# Job
Below are records to repeat exactly. Omit the pictures from the copy.

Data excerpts
(begin)

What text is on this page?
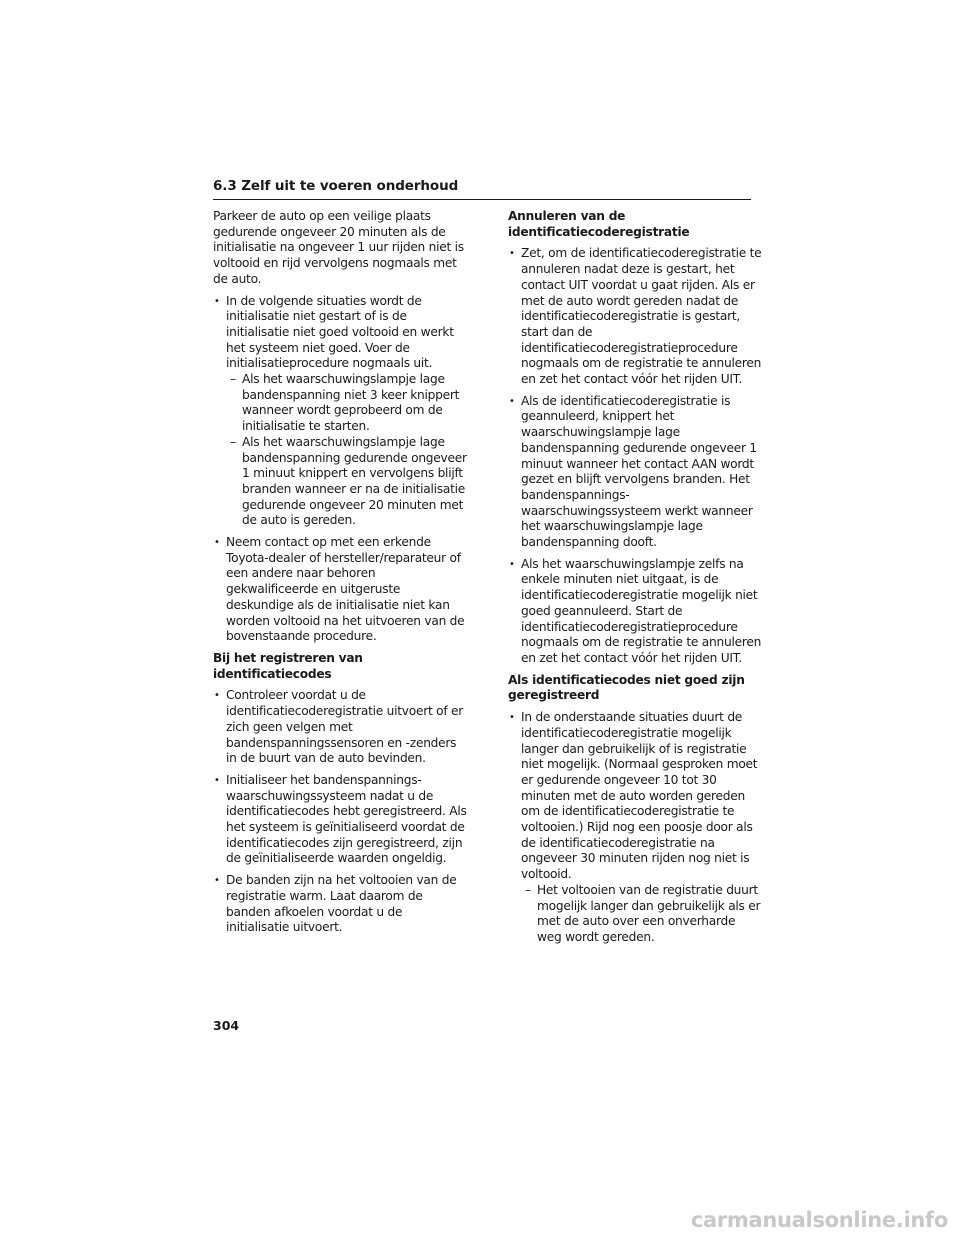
6.3 Zelf uit te voeren onderhoud

Parkeer de auto op een veilige plaats gedurende ongeveer 20 minuten als de initialisatie na ongeveer 1 uur rijden niet is voltooid en rijd vervolgens nogmaals met de auto.

• In de volgende situaties wordt de initialisatie niet gestart of is de initialisatie niet goed voltooid en werkt het systeem niet goed. Voer de initialisatieprocedure nogmaals uit.
– Als het waarschuwingslampje lage bandenspanning niet 3 keer knippert wanneer wordt geprobeerd om de initialisatie te starten.
– Als het waarschuwingslampje lage bandenspanning gedurende ongeveer 1 minuut knippert en vervolgens blijft branden wanneer er na de initialisatie gedurende ongeveer 20 minuten met de auto is gereden.
• Neem contact op met een erkende Toyota-dealer of hersteller/reparateur of een andere naar behoren gekwalificeerde en uitgeruste deskundige als de initialisatie niet kan worden voltooid na het uitvoeren van de bovenstaande procedure.
Bij het registreren van identificatiecodes
• Controleer voordat u de identificatiecoderegistratie uitvoert of er zich geen velgen met bandenspanningssensoren en -zenders in de buurt van de auto bevinden.
• Initialiseer het bandenspanningswaarschuwingssysteem nadat u de identificatiecodes hebt geregistreerd. Als het systeem is geïnitialiseerd voordat de identificatiecodes zijn geregistreerd, zijn de geïnitialiseerde waarden ongeldig.
• De banden zijn na het voltooien van de registratie warm. Laat daarom de banden afkoelen voordat u de initialisatie uitvoert.
Annuleren van de identificatiecoderegistratie
• Zet, om de identificatiecoderegistratie te annuleren nadat deze is gestart, het contact UIT voordat u gaat rijden. Als er met de auto wordt gereden nadat de identificatiecoderegistratie is gestart, start dan de identificatiecoderegistratieprocedure nogmaals om de registratie te annuleren en zet het contact vóór het rijden UIT.
• Als de identificatiecoderegistratie is geannuleerd, knippert het waarschuwingslampje lage bandenspanning gedurende ongeveer 1 minuut wanneer het contact AAN wordt gezet en blijft vervolgens branden. Het bandenspanningswaarschuwingssysteem werkt wanneer het waarschuwingslampje lage bandenspanning dooft.
• Als het waarschuwingslampje zelfs na enkele minuten niet uitgaat, is de identificatiecoderegistratie mogelijk niet goed geannuleerd. Start de identificatiecoderegistratieprocedure nogmaals om de registratie te annuleren en zet het contact vóór het rijden UIT.
Als identificatiecodes niet goed zijn geregistreerd
• In de onderstaande situaties duurt de identificatiecoderegistratie mogelijk langer dan gebruikelijk of is registratie niet mogelijk. (Normaal gesproken moet er gedurende ongeveer 10 tot 30 minuten met de auto worden gereden om de identificatiecoderegistratie te voltooien.) Rijd nog een poosje door als de identificatiecoderegistratie na ongeveer 30 minuten rijden nog niet is voltooid.
– Het voltooien van de registratie duurt mogelijk langer dan gebruikelijk als er met de auto over een onverharde weg wordt gereden.
304
carmanualsonline.info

(end)

# Expected answer
What text is on this page?
6.3 Zelf uit te voeren onderhoud

Parkeer de auto op een veilige plaats gedurende ongeveer 20 minuten als de initialisatie na ongeveer 1 uur rijden niet is voltooid en rijd vervolgens nogmaals met de auto.

• In de volgende situaties wordt de initialisatie niet gestart of is de initialisatie niet goed voltooid en werkt het systeem niet goed. Voer de initialisatieprocedure nogmaals uit.
– Als het waarschuwingslampje lage bandenspanning niet 3 keer knippert wanneer wordt geprobeerd om de initialisatie te starten.
– Als het waarschuwingslampje lage bandenspanning gedurende ongeveer 1 minuut knippert en vervolgens blijft branden wanneer er na de initialisatie gedurende ongeveer 20 minuten met de auto is gereden.
• Neem contact op met een erkende Toyota-dealer of hersteller/reparateur of een andere naar behoren gekwalificeerde en uitgeruste deskundige als de initialisatie niet kan worden voltooid na het uitvoeren van de bovenstaande procedure.
Bij het registreren van identificatiecodes
• Controleer voordat u de identificatiecoderegistratie uitvoert of er zich geen velgen met bandenspanningssensoren en -zenders in de buurt van de auto bevinden.
• Initialiseer het bandenspanningswaarschuwingssysteem nadat u de identificatiecodes hebt geregistreerd. Als het systeem is geïnitialiseerd voordat de identificatiecodes zijn geregistreerd, zijn de geïnitialiseerde waarden ongeldig.
• De banden zijn na het voltooien van de registratie warm. Laat daarom de banden afkoelen voordat u de initialisatie uitvoert.
Annuleren van de identificatiecoderegistratie
• Zet, om de identificatiecoderegistratie te annuleren nadat deze is gestart, het contact UIT voordat u gaat rijden. Als er met de auto wordt gereden nadat de identificatiecoderegistratie is gestart, start dan de identificatiecoderegistratieprocedure nogmaals om de registratie te annuleren en zet het contact vóór het rijden UIT.
• Als de identificatiecoderegistratie is geannuleerd, knippert het waarschuwingslampje lage bandenspanning gedurende ongeveer 1 minuut wanneer het contact AAN wordt gezet en blijft vervolgens branden. Het bandenspanningswaarschuwingssysteem werkt wanneer het waarschuwingslampje lage bandenspanning dooft.
• Als het waarschuwingslampje zelfs na enkele minuten niet uitgaat, is de identificatiecoderegistratie mogelijk niet goed geannuleerd. Start de identificatiecoderegistratieprocedure nogmaals om de registratie te annuleren en zet het contact vóór het rijden UIT.
Als identificatiecodes niet goed zijn geregistreerd
• In de onderstaande situaties duurt de identificatiecoderegistratie mogelijk langer dan gebruikelijk of is registratie niet mogelijk. (Normaal gesproken moet er gedurende ongeveer 10 tot 30 minuten met de auto worden gereden om de identificatiecoderegistratie te voltooien.) Rijd nog een poosje door als de identificatiecoderegistratie na ongeveer 30 minuten rijden nog niet is voltooid.
– Het voltooien van de registratie duurt mogelijk langer dan gebruikelijk als er met de auto over een onverharde weg wordt gereden.
304
carmanualsonline.info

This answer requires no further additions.